▶ [Material for this exercise]:
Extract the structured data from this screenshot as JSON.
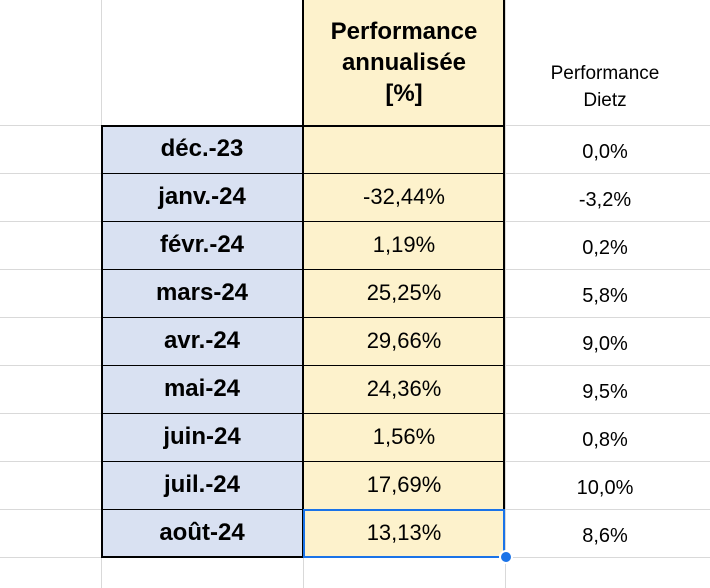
{
  "header": {
    "perf_line1": "Performance",
    "perf_line2": "annualisée",
    "perf_line3": "[%]",
    "dietz_line1": "Performance",
    "dietz_line2": "Dietz"
  },
  "rows": [
    {
      "month": "déc.-23",
      "perf": "",
      "dietz": "0,0%"
    },
    {
      "month": "janv.-24",
      "perf": "-32,44%",
      "dietz": "-3,2%"
    },
    {
      "month": "févr.-24",
      "perf": "1,19%",
      "dietz": "0,2%"
    },
    {
      "month": "mars-24",
      "perf": "25,25%",
      "dietz": "5,8%"
    },
    {
      "month": "avr.-24",
      "perf": "29,66%",
      "dietz": "9,0%"
    },
    {
      "month": "mai-24",
      "perf": "24,36%",
      "dietz": "9,5%"
    },
    {
      "month": "juin-24",
      "perf": "1,56%",
      "dietz": "0,8%"
    },
    {
      "month": "juil.-24",
      "perf": "17,69%",
      "dietz": "10,0%"
    },
    {
      "month": "août-24",
      "perf": "13,13%",
      "dietz": "8,6%"
    }
  ],
  "selection": {
    "active_cell_value": "13,13%",
    "color": "#1a73e8"
  },
  "colors": {
    "month_fill": "#d9e1f2",
    "perf_fill": "#fdf2cc",
    "gridline": "#d9d9d9"
  }
}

▶ [Written task]:
Verbatim reproduction of every record is required; images are left out.

▶ [Response to this task]:
Extract the structured data from this screenshot as JSON.
{
  "header": {
    "perf_line1": "Performance",
    "perf_line2": "annualisée",
    "perf_line3": "[%]",
    "dietz_line1": "Performance",
    "dietz_line2": "Dietz"
  },
  "rows": [
    {
      "month": "déc.-23",
      "perf": "",
      "dietz": "0,0%"
    },
    {
      "month": "janv.-24",
      "perf": "-32,44%",
      "dietz": "-3,2%"
    },
    {
      "month": "févr.-24",
      "perf": "1,19%",
      "dietz": "0,2%"
    },
    {
      "month": "mars-24",
      "perf": "25,25%",
      "dietz": "5,8%"
    },
    {
      "month": "avr.-24",
      "perf": "29,66%",
      "dietz": "9,0%"
    },
    {
      "month": "mai-24",
      "perf": "24,36%",
      "dietz": "9,5%"
    },
    {
      "month": "juin-24",
      "perf": "1,56%",
      "dietz": "0,8%"
    },
    {
      "month": "juil.-24",
      "perf": "17,69%",
      "dietz": "10,0%"
    },
    {
      "month": "août-24",
      "perf": "13,13%",
      "dietz": "8,6%"
    }
  ],
  "selection": {
    "active_cell_value": "13,13%",
    "color": "#1a73e8"
  },
  "colors": {
    "month_fill": "#d9e1f2",
    "perf_fill": "#fdf2cc",
    "gridline": "#d9d9d9"
  }
}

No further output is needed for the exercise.